━━━ Records shown

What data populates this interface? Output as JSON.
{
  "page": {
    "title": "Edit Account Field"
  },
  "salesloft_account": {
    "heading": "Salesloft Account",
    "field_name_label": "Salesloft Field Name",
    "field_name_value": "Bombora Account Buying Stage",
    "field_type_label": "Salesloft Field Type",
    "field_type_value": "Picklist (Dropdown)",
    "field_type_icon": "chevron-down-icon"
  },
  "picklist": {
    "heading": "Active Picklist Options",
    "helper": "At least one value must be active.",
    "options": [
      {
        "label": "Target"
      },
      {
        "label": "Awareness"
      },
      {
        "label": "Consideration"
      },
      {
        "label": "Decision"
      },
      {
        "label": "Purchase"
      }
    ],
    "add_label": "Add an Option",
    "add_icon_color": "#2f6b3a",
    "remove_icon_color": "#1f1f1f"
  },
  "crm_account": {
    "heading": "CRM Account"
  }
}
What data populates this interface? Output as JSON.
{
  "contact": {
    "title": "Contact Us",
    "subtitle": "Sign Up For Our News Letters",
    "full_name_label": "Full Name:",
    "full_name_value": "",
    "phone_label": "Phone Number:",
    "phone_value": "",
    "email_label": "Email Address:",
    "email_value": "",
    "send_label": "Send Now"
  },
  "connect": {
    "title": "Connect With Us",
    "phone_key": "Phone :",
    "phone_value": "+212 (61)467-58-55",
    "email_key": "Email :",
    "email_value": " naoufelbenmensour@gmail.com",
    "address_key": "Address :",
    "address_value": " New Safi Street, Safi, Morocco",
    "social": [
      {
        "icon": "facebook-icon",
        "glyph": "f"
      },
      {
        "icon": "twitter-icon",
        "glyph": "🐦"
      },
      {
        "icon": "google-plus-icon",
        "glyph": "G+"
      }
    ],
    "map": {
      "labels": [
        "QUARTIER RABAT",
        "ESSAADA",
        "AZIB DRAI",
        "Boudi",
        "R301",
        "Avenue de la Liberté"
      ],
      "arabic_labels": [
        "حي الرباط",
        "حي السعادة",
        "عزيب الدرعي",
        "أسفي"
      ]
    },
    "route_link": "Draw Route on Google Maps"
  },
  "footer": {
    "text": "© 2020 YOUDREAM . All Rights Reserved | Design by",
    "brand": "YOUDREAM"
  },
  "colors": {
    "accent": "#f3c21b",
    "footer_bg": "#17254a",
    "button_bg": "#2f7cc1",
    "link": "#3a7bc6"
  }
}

━━━━━━

> Goal: Scan the lines for the string "heading". Pick out every line that has it.

> Task result:
    "heading": "Salesloft Account",
    "heading": "Active Picklist Options",
    "heading": "CRM Account"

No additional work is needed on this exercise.